═══ EXTRAIT À LIRE

Conseil d’État
N° 376049
Mentionné dans les tables du recueil Lebon
10ème – 9ème chambres réunies
Mme Paquita Morellet-Steiner, rapporteur
Mme Aurélie Bretonneau, rapporteur public
SCP GASCHIGNARD, avocat
lecture du mercredi 4 mai 2016
AU NOM DU PEUPLE FRANCAIS
Vu la procédure suivante :
Le préfet du Var a demandé au tribunal administratif de Toulon, en application de l’article L. 2131-6 du code général des collectivités territoriales, d’annuler l’arrêté du 6 mars 2013 par lequel le maire de Saint-Tropez ne s’est pas opposé à la déclaration préalable déposée par la SARL Mericea, le 18 décembre 2012, en vue de la pose d’une clôture sur la parcelle dont elle est propriétaire cadastrée BC n° 58 située à la Batterie du Capon, sur le territoire de la commune de Saint-Tropez.
Par un jugement n° 1301019 du 25 juillet 2013, le tribunal administratif a annulé cet arrêté.
Par ordonnance n° 13MA03757 du 24 février 2014, enregistrée au secrétariat du contentieux du Conseil d’Etat le 5 mars 2014, le président de la cour administrative d’appel de Marseille a transmis au Conseil d’Etat, en application de l’article R. 351-2 du code de justice administrative, la requête de la SARL Mericea contre ce jugement.

══════
═══ DONNÉES FOURNIES

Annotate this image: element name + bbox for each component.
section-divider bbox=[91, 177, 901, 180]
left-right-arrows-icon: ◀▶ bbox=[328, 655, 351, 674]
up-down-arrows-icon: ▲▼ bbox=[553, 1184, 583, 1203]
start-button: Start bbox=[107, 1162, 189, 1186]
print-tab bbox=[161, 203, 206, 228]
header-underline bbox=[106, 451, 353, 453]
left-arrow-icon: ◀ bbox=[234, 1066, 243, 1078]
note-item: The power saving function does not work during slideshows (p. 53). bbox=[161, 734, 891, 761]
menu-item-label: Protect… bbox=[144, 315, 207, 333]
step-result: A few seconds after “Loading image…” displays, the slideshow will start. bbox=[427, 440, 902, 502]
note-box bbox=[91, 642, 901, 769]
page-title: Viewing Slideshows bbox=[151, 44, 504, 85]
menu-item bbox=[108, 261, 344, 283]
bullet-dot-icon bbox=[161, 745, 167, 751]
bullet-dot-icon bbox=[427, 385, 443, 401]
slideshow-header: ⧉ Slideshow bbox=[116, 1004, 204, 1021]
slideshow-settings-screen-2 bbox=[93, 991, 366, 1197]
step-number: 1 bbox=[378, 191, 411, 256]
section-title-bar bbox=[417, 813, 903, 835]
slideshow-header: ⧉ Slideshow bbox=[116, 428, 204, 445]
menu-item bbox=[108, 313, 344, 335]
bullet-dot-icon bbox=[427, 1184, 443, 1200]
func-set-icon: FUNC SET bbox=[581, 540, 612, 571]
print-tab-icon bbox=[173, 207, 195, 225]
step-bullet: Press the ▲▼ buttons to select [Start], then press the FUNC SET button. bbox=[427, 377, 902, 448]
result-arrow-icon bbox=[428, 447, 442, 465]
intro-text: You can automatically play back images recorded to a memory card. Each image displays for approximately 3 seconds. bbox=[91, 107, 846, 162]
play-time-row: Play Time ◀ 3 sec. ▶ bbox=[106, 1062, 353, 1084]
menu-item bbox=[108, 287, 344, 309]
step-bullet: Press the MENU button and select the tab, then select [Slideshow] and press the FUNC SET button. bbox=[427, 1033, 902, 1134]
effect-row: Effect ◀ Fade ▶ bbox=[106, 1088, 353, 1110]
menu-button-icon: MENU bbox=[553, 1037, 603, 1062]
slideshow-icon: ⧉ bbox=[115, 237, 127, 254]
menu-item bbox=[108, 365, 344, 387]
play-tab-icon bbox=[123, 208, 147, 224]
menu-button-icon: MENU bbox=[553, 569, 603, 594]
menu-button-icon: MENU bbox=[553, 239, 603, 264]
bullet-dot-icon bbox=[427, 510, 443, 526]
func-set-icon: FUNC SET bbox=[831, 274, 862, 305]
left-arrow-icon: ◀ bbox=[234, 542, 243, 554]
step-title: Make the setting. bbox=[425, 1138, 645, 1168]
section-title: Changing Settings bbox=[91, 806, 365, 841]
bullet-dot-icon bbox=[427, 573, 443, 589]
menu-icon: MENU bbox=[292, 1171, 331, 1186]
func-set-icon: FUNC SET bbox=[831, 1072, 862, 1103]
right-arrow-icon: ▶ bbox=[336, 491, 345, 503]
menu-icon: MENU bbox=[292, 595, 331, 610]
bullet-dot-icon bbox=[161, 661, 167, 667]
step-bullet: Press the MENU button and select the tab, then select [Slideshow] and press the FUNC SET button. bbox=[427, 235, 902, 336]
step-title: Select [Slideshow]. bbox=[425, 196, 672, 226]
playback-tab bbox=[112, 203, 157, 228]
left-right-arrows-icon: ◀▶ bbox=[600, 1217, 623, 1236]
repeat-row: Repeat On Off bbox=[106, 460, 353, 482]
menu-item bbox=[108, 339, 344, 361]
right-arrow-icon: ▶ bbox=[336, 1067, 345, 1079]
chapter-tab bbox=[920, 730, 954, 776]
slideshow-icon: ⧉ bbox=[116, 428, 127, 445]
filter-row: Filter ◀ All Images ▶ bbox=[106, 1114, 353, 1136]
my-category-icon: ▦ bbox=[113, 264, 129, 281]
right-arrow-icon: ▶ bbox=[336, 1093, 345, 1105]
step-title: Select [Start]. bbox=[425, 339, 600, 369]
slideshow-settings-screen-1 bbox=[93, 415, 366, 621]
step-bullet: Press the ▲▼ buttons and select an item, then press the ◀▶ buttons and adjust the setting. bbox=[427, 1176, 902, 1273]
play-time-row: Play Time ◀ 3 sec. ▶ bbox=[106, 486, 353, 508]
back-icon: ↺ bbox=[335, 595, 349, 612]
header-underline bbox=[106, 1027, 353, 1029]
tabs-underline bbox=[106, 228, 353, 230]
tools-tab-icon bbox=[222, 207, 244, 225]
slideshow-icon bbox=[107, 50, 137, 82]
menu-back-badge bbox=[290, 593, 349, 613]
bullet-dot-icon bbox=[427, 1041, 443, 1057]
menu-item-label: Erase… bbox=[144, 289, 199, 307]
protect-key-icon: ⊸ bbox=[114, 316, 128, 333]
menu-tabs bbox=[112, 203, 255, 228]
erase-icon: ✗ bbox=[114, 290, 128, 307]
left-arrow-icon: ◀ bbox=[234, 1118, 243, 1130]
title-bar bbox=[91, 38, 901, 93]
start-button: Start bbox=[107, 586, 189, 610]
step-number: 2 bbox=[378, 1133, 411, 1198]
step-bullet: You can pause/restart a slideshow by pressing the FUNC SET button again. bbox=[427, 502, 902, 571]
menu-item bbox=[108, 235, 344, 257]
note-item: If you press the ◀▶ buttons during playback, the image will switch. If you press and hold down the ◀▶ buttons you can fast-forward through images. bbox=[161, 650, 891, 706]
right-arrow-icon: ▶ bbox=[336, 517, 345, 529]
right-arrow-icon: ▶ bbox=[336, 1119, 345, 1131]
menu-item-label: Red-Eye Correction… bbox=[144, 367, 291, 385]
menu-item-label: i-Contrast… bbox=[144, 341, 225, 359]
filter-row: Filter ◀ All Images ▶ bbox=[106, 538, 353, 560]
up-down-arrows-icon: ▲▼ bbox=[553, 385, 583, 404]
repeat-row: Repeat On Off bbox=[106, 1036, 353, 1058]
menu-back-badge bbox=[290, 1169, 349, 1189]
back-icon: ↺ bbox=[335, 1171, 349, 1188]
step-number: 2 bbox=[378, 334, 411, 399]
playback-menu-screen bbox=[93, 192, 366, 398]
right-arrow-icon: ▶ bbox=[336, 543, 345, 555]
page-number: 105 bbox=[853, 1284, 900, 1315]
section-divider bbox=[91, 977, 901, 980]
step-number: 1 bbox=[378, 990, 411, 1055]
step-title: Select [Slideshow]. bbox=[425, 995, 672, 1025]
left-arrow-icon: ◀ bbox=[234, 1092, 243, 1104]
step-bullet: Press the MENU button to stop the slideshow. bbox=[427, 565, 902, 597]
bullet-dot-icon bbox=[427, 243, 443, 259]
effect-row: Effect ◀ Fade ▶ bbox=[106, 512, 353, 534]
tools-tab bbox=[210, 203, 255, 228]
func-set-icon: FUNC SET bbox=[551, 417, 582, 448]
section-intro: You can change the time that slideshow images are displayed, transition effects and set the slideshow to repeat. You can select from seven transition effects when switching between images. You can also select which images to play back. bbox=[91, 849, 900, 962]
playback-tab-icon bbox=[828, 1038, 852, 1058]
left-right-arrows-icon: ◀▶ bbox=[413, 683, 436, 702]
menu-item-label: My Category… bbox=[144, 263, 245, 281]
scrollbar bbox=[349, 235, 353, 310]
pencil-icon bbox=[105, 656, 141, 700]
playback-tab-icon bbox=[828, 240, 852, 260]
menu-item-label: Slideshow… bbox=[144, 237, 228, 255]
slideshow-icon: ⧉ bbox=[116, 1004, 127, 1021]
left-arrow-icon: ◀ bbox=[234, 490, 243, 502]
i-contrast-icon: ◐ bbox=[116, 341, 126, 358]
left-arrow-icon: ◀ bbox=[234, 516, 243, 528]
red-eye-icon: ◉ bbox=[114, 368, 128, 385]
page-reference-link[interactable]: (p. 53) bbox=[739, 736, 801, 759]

══════

*À FAIRE:*
A) Pour chacune des affirmations suivantes, dites si elle concorde avec l'extrait sur la clôture de Saint-Tropez. Répondez par oui ou non et citez textuellement les mots décisifs de l'extrait. (i) La SARL Mericea a déposé sa déclaration préalable le 18 décembre 2012. (ii) Le tribunal administratif a rejeté la demande du préfet du Var. (iii) C'est le président de la cour administrative d'appel de Marseille qui a transmis la requête au Conseil d'État.
B) Extrayez à l'identique les lignes des enregistrements, du début jusqu'à la ligne contenant « left-arrow-icon: ◀ bbox=[234, 1066, 243, 1078] », celle-ci incluse.
Les enregistrements n'ont aucun lien avec l'extrait.

*RÉPONSES DANS L'ORDRE:*
A)
(i) Oui : « déposée par la SARL Mericea, le 18 décembre 2012 ».
(ii) Non : « le tribunal administratif a annulé cet arrêté ».
(iii) Oui : « le président de la cour administrative d’appel de Marseille a transmis au Conseil d’Etat ».

B)
Annotate this image: element name + bbox for each component.
section-divider bbox=[91, 177, 901, 180]
left-right-arrows-icon: ◀▶ bbox=[328, 655, 351, 674]
up-down-arrows-icon: ▲▼ bbox=[553, 1184, 583, 1203]
start-button: Start bbox=[107, 1162, 189, 1186]
print-tab bbox=[161, 203, 206, 228]
header-underline bbox=[106, 451, 353, 453]
left-arrow-icon: ◀ bbox=[234, 1066, 243, 1078]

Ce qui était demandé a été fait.